-- Begin MATERIAL PROVIDED --
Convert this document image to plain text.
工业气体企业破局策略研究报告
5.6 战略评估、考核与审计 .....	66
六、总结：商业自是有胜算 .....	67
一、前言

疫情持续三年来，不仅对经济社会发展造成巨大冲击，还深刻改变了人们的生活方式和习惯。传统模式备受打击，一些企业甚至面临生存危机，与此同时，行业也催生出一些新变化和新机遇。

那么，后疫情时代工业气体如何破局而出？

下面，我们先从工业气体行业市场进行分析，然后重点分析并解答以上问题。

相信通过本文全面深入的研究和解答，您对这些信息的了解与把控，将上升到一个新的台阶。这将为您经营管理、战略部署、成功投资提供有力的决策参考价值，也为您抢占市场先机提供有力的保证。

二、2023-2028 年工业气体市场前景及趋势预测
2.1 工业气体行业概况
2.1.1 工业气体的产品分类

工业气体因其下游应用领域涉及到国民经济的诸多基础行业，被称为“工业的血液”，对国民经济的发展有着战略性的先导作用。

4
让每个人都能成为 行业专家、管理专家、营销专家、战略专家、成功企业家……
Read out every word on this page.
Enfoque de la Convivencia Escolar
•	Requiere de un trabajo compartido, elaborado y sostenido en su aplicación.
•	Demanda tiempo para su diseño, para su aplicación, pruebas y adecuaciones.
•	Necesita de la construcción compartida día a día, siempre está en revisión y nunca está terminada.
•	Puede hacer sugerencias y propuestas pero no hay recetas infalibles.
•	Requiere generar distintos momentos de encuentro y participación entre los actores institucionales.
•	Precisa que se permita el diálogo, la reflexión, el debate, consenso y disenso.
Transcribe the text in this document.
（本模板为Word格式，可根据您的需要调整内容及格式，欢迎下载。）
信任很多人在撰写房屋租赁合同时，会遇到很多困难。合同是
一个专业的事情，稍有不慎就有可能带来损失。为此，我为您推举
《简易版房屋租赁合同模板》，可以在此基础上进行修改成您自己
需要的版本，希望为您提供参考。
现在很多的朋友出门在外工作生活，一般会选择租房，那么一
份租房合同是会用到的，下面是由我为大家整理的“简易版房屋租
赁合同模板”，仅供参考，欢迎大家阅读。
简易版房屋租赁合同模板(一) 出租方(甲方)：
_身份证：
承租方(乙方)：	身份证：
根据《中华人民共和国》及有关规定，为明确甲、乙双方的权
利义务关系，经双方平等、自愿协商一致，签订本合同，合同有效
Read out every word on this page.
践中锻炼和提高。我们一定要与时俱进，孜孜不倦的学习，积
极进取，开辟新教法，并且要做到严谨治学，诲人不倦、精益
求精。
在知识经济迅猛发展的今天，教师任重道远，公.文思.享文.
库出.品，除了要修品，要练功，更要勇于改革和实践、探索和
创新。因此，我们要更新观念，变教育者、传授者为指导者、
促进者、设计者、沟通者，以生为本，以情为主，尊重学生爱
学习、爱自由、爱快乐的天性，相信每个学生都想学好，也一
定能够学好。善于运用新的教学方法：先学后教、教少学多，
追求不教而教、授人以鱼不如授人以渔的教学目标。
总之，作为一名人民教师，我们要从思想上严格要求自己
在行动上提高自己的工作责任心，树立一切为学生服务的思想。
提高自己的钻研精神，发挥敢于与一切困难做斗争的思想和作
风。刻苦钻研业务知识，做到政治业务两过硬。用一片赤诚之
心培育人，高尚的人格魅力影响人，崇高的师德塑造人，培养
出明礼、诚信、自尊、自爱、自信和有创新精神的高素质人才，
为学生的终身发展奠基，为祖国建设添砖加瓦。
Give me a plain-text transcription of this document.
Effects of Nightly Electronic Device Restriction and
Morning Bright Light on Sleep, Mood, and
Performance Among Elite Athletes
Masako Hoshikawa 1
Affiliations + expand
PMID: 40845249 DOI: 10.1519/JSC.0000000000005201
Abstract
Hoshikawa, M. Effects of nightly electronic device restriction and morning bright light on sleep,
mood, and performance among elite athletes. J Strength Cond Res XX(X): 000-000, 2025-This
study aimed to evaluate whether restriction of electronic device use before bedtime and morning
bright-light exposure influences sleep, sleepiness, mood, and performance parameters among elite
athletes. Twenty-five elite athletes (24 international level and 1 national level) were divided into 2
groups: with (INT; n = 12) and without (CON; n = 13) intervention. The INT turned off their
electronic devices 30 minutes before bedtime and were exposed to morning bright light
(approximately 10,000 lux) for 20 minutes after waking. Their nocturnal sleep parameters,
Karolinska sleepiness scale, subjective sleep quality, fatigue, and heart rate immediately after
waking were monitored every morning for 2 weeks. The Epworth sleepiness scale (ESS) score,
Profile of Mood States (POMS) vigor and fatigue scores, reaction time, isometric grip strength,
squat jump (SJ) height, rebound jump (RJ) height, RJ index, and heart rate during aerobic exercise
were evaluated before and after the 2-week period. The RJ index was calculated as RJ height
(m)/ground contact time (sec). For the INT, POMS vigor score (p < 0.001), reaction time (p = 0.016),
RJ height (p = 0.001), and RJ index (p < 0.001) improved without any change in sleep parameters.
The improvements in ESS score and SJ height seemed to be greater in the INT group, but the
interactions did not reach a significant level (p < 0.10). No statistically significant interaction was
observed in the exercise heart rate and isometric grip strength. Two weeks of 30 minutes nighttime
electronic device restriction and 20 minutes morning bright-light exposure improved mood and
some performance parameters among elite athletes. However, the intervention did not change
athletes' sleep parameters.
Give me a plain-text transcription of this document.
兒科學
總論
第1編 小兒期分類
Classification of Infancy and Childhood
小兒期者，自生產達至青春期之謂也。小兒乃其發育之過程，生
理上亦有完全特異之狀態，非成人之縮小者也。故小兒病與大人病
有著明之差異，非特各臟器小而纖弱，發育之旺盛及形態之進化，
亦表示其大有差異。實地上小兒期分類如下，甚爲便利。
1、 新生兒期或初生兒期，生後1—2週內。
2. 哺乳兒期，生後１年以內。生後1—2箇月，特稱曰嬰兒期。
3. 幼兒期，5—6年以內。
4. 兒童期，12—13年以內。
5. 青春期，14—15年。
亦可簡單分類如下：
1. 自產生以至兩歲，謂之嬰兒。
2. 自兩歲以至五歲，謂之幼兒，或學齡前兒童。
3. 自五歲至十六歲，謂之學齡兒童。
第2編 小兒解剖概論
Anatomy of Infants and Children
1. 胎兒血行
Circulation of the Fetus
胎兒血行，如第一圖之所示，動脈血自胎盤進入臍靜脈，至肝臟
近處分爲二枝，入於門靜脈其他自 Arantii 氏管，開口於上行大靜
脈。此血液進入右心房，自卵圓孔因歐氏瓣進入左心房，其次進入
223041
-- End MATERIAL PROVIDED --
### OBJECTIVE
Provide all the records again, word for word.

### FINISHED EXERCISE
Convert this document image to plain text.
工业气体企业破局策略研究报告
5.6 战略评估、考核与审计 .....	66
六、总结：商业自是有胜算 .....	67
一、前言

疫情持续三年来，不仅对经济社会发展造成巨大冲击，还深刻改变了人们的生活方式和习惯。传统模式备受打击，一些企业甚至面临生存危机，与此同时，行业也催生出一些新变化和新机遇。

那么，后疫情时代工业气体如何破局而出？

下面，我们先从工业气体行业市场进行分析，然后重点分析并解答以上问题。

相信通过本文全面深入的研究和解答，您对这些信息的了解与把控，将上升到一个新的台阶。这将为您经营管理、战略部署、成功投资提供有力的决策参考价值，也为您抢占市场先机提供有力的保证。

二、2023-2028 年工业气体市场前景及趋势预测
2.1 工业气体行业概况
2.1.1 工业气体的产品分类

工业气体因其下游应用领域涉及到国民经济的诸多基础行业，被称为“工业的血液”，对国民经济的发展有着战略性的先导作用。

4
让每个人都能成为 行业专家、管理专家、营销专家、战略专家、成功企业家……
Read out every word on this page.
Enfoque de la Convivencia Escolar
•	Requiere de un trabajo compartido, elaborado y sostenido en su aplicación.
•	Demanda tiempo para su diseño, para su aplicación, pruebas y adecuaciones.
•	Necesita de la construcción compartida día a día, siempre está en revisión y nunca está terminada.
•	Puede hacer sugerencias y propuestas pero no hay recetas infalibles.
•	Requiere generar distintos momentos de encuentro y participación entre los actores institucionales.
•	Precisa que se permita el diálogo, la reflexión, el debate, consenso y disenso.
Transcribe the text in this document.
（本模板为Word格式，可根据您的需要调整内容及格式，欢迎下载。）
信任很多人在撰写房屋租赁合同时，会遇到很多困难。合同是
一个专业的事情，稍有不慎就有可能带来损失。为此，我为您推举
《简易版房屋租赁合同模板》，可以在此基础上进行修改成您自己
需要的版本，希望为您提供参考。
现在很多的朋友出门在外工作生活，一般会选择租房，那么一
份租房合同是会用到的，下面是由我为大家整理的“简易版房屋租
赁合同模板”，仅供参考，欢迎大家阅读。
简易版房屋租赁合同模板(一) 出租方(甲方)：
_身份证：
承租方(乙方)：	身份证：
根据《中华人民共和国》及有关规定，为明确甲、乙双方的权
利义务关系，经双方平等、自愿协商一致，签订本合同，合同有效
Read out every word on this page.
践中锻炼和提高。我们一定要与时俱进，孜孜不倦的学习，积
极进取，开辟新教法，并且要做到严谨治学，诲人不倦、精益
求精。
在知识经济迅猛发展的今天，教师任重道远，公.文思.享文.
库出.品，除了要修品，要练功，更要勇于改革和实践、探索和
创新。因此，我们要更新观念，变教育者、传授者为指导者、
促进者、设计者、沟通者，以生为本，以情为主，尊重学生爱
学习、爱自由、爱快乐的天性，相信每个学生都想学好，也一
定能够学好。善于运用新的教学方法：先学后教、教少学多，
追求不教而教、授人以鱼不如授人以渔的教学目标。
总之，作为一名人民教师，我们要从思想上严格要求自己
在行动上提高自己的工作责任心，树立一切为学生服务的思想。
提高自己的钻研精神，发挥敢于与一切困难做斗争的思想和作
风。刻苦钻研业务知识，做到政治业务两过硬。用一片赤诚之
心培育人，高尚的人格魅力影响人，崇高的师德塑造人，培养
出明礼、诚信、自尊、自爱、自信和有创新精神的高素质人才，
为学生的终身发展奠基，为祖国建设添砖加瓦。
Give me a plain-text transcription of this document.
Effects of Nightly Electronic Device Restriction and
Morning Bright Light on Sleep, Mood, and
Performance Among Elite Athletes
Masako Hoshikawa 1
Affiliations + expand
PMID: 40845249 DOI: 10.1519/JSC.0000000000005201
Abstract
Hoshikawa, M. Effects of nightly electronic device restriction and morning bright light on sleep,
mood, and performance among elite athletes. J Strength Cond Res XX(X): 000-000, 2025-This
study aimed to evaluate whether restriction of electronic device use before bedtime and morning
bright-light exposure influences sleep, sleepiness, mood, and performance parameters among elite
athletes. Twenty-five elite athletes (24 international level and 1 national level) were divided into 2
groups: with (INT; n = 12) and without (CON; n = 13) intervention. The INT turned off their
electronic devices 30 minutes before bedtime and were exposed to morning bright light
(approximately 10,000 lux) for 20 minutes after waking. Their nocturnal sleep parameters,
Karolinska sleepiness scale, subjective sleep quality, fatigue, and heart rate immediately after
waking were monitored every morning for 2 weeks. The Epworth sleepiness scale (ESS) score,
Profile of Mood States (POMS) vigor and fatigue scores, reaction time, isometric grip strength,
squat jump (SJ) height, rebound jump (RJ) height, RJ index, and heart rate during aerobic exercise
were evaluated before and after the 2-week period. The RJ index was calculated as RJ height
(m)/ground contact time (sec). For the INT, POMS vigor score (p < 0.001), reaction time (p = 0.016),
RJ height (p = 0.001), and RJ index (p < 0.001) improved without any change in sleep parameters.
The improvements in ESS score and SJ height seemed to be greater in the INT group, but the
interactions did not reach a significant level (p < 0.10). No statistically significant interaction was
observed in the exercise heart rate and isometric grip strength. Two weeks of 30 minutes nighttime
electronic device restriction and 20 minutes morning bright-light exposure improved mood and
some performance parameters among elite athletes. However, the intervention did not change
athletes' sleep parameters.
Give me a plain-text transcription of this document.
兒科學
總論
第1編 小兒期分類
Classification of Infancy and Childhood
小兒期者，自生產達至青春期之謂也。小兒乃其發育之過程，生
理上亦有完全特異之狀態，非成人之縮小者也。故小兒病與大人病
有著明之差異，非特各臟器小而纖弱，發育之旺盛及形態之進化，
亦表示其大有差異。實地上小兒期分類如下，甚爲便利。
1、 新生兒期或初生兒期，生後1—2週內。
2. 哺乳兒期，生後１年以內。生後1—2箇月，特稱曰嬰兒期。
3. 幼兒期，5—6年以內。
4. 兒童期，12—13年以內。
5. 青春期，14—15年。
亦可簡單分類如下：
1. 自產生以至兩歲，謂之嬰兒。
2. 自兩歲以至五歲，謂之幼兒，或學齡前兒童。
3. 自五歲至十六歲，謂之學齡兒童。
第2編 小兒解剖概論
Anatomy of Infants and Children
1. 胎兒血行
Circulation of the Fetus
胎兒血行，如第一圖之所示，動脈血自胎盤進入臍靜脈，至肝臟
近處分爲二枝，入於門靜脈其他自 Arantii 氏管，開口於上行大靜
脈。此血液進入右心房，自卵圓孔因歐氏瓣進入左心房，其次進入
223041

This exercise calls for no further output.